**Challenge:** Keep only the lines where "damage" appears.

* Start *

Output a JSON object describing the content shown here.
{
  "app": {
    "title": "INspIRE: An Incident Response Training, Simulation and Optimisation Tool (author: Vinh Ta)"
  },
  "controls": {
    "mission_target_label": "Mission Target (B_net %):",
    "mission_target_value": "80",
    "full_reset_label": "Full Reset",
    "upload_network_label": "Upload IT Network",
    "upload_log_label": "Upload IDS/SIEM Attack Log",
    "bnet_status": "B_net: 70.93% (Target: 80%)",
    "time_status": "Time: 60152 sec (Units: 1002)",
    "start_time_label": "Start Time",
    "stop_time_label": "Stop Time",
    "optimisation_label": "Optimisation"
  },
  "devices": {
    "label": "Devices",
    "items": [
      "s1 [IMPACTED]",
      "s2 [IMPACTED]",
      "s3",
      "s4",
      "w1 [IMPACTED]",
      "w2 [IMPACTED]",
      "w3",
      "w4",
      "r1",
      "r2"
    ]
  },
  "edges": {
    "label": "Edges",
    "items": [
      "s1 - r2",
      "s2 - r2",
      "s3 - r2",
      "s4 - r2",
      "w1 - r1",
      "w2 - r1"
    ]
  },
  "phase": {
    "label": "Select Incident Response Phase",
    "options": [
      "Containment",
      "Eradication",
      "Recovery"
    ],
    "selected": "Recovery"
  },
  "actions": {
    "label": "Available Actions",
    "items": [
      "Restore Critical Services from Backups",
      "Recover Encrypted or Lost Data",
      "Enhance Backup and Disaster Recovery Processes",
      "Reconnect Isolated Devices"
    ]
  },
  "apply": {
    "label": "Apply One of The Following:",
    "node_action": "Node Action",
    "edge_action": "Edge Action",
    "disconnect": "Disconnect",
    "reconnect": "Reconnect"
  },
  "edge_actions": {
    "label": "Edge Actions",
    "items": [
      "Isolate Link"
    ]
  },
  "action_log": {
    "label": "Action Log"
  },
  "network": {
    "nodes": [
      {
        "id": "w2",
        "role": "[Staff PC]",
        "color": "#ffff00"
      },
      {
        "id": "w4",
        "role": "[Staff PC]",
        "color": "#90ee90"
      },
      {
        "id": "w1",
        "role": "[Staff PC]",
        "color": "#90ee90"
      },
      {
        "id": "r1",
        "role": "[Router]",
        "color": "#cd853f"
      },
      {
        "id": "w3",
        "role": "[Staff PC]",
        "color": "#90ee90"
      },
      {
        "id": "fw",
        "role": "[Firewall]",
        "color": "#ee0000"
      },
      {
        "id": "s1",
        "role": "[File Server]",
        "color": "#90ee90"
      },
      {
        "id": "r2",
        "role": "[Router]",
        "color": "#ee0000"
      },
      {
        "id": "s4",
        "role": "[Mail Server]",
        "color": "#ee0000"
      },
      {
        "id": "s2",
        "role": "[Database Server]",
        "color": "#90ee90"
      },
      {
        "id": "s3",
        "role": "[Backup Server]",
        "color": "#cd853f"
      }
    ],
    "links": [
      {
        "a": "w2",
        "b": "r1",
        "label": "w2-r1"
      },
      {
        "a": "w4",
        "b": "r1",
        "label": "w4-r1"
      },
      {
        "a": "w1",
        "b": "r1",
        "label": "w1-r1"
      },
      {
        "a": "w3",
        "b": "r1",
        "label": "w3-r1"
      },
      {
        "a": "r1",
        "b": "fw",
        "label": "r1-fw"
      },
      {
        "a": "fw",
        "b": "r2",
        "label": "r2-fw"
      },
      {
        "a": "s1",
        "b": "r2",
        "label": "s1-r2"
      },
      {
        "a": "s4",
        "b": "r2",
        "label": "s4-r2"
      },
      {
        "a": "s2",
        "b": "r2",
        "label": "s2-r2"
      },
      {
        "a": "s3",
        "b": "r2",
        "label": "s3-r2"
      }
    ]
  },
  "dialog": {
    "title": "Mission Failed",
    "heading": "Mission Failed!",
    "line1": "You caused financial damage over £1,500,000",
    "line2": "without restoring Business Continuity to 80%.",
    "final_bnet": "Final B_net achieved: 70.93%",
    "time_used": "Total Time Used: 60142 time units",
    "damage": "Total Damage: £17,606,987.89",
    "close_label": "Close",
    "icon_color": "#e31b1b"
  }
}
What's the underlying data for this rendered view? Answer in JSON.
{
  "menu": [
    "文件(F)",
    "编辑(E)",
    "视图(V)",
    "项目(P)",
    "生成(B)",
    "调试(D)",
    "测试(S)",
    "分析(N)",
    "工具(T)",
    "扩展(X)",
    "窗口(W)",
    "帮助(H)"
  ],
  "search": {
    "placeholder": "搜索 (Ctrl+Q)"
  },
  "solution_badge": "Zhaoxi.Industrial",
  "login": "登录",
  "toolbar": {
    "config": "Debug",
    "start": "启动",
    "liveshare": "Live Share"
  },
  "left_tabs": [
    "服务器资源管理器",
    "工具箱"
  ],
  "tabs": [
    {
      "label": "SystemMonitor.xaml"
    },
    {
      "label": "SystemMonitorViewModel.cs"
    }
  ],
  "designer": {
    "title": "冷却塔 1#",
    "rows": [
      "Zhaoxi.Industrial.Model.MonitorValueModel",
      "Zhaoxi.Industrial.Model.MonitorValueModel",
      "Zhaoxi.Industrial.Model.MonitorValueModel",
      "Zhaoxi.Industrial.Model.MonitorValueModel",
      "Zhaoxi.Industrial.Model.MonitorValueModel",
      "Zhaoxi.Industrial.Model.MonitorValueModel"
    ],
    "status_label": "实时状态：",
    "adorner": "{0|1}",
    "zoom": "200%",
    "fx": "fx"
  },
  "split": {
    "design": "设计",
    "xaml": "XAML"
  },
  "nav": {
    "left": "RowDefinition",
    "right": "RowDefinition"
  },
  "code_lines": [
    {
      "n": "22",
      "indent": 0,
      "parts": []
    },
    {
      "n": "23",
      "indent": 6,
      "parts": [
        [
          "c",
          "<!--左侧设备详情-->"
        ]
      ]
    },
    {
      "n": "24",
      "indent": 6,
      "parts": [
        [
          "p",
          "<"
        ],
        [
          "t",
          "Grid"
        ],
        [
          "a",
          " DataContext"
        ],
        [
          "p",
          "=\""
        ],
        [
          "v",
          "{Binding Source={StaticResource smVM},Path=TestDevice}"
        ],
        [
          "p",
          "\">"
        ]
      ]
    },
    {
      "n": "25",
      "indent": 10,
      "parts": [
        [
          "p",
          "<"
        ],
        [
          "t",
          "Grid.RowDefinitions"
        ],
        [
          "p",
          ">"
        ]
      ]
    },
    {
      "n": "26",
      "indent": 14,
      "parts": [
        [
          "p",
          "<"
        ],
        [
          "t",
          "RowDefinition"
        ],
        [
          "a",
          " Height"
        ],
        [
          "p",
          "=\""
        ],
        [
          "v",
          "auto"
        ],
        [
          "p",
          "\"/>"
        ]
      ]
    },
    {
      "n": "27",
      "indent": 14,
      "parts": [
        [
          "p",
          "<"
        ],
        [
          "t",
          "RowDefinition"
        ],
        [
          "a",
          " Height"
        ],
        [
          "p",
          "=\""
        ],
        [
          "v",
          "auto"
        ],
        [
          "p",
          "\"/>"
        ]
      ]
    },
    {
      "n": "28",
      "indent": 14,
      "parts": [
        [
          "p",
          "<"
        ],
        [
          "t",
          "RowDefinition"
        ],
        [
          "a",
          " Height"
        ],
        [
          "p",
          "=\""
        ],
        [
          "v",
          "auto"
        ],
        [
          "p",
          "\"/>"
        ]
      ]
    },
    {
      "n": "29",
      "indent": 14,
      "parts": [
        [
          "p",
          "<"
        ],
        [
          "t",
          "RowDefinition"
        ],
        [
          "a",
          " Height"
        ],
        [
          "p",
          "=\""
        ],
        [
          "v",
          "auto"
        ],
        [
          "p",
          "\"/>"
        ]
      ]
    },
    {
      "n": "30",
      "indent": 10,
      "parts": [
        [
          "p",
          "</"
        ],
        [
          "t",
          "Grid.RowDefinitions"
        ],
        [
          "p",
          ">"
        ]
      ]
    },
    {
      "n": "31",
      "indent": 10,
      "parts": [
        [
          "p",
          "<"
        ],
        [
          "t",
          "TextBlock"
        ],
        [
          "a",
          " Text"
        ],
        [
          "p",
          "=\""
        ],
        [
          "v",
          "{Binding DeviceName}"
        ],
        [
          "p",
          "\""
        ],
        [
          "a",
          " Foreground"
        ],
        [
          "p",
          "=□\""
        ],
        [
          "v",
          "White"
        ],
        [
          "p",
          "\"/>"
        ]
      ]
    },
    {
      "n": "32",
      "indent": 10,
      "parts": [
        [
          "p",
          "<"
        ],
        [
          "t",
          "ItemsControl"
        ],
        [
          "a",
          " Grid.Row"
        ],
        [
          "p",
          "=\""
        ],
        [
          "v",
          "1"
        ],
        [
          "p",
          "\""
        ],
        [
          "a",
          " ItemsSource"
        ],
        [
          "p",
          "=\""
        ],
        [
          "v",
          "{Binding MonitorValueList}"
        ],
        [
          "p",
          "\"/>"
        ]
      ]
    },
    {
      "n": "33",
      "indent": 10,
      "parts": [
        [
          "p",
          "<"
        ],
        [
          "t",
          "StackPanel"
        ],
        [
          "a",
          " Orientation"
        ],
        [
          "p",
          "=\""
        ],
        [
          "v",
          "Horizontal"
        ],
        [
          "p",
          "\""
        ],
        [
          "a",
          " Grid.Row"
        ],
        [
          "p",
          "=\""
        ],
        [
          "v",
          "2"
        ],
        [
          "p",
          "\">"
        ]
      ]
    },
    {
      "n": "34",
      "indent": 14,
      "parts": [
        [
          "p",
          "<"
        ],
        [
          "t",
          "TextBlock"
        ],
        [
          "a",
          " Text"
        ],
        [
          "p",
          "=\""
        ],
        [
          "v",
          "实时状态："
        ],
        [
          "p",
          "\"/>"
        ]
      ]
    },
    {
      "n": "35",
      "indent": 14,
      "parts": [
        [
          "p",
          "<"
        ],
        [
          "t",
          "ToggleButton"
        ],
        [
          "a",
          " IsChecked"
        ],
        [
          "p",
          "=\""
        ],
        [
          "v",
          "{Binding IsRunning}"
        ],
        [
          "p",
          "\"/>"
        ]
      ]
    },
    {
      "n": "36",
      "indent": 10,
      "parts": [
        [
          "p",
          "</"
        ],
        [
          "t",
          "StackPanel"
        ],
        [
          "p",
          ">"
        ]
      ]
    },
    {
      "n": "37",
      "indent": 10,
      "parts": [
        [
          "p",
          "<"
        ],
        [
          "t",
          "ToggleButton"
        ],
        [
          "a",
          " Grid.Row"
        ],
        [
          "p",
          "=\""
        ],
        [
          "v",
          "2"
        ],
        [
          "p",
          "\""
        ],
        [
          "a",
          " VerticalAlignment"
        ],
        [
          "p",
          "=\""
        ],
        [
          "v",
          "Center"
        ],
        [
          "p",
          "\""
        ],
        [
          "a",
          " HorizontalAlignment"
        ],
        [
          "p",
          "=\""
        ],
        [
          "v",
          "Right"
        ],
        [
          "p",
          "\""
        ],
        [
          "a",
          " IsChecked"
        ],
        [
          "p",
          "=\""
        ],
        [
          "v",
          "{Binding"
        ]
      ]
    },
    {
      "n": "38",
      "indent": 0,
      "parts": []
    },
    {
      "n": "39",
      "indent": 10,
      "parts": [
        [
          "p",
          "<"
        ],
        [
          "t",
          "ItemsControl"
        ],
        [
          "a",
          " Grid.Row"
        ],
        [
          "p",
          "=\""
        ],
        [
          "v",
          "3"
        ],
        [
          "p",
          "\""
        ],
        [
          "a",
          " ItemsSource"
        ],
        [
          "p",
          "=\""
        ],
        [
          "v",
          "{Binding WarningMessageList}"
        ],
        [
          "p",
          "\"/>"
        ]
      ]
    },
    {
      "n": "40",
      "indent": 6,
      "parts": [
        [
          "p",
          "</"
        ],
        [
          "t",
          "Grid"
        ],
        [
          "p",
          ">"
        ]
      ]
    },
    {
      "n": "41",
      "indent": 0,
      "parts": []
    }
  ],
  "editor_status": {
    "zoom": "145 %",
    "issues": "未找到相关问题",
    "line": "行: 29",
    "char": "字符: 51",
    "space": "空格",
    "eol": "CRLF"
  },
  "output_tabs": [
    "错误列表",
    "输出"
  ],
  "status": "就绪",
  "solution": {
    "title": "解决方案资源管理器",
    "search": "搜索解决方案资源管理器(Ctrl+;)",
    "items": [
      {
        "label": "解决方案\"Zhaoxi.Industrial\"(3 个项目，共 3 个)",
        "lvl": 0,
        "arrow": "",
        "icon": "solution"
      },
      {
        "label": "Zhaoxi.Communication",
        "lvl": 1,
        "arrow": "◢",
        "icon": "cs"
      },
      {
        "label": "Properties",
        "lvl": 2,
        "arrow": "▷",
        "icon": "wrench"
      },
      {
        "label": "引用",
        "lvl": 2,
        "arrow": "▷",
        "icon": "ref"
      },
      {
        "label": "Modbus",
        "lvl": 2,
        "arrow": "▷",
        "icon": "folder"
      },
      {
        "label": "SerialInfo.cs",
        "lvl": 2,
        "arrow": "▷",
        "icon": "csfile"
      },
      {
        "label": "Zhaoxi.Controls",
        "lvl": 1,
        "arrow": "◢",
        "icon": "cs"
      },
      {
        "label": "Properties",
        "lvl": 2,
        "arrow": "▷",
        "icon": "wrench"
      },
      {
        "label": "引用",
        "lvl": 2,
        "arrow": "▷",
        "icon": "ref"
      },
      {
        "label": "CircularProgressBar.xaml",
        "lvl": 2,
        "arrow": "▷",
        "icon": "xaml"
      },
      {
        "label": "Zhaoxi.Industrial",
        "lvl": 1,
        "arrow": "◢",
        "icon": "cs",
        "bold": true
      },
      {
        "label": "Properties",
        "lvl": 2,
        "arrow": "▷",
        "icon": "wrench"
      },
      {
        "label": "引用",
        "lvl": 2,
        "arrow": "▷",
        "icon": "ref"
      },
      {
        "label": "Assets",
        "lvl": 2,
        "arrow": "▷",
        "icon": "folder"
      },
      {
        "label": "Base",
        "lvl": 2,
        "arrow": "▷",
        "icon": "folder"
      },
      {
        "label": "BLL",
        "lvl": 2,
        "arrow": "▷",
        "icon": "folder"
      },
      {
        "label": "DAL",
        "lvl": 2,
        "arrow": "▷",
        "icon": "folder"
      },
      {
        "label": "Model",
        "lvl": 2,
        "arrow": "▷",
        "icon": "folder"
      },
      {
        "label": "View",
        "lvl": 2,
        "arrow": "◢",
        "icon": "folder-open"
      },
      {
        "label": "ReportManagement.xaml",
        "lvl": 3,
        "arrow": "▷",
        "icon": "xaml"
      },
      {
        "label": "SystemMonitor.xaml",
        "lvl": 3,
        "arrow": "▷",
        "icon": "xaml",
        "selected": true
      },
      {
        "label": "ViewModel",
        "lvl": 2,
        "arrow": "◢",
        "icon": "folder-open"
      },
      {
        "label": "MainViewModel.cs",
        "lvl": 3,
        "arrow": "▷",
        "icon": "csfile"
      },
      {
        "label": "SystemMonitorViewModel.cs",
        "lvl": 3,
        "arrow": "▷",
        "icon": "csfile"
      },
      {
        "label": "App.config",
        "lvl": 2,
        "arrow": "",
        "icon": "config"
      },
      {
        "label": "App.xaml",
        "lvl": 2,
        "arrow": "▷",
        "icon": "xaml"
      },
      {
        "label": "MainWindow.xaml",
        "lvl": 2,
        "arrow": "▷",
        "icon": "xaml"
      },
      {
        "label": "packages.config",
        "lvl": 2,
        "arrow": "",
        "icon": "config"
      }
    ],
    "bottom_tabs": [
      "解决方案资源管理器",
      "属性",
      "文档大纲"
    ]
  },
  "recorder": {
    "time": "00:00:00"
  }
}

* End *

**The response:**
    "line1": "You caused financial damage over £1,500,000",
    "damage": "Total Damage: £17,606,987.89",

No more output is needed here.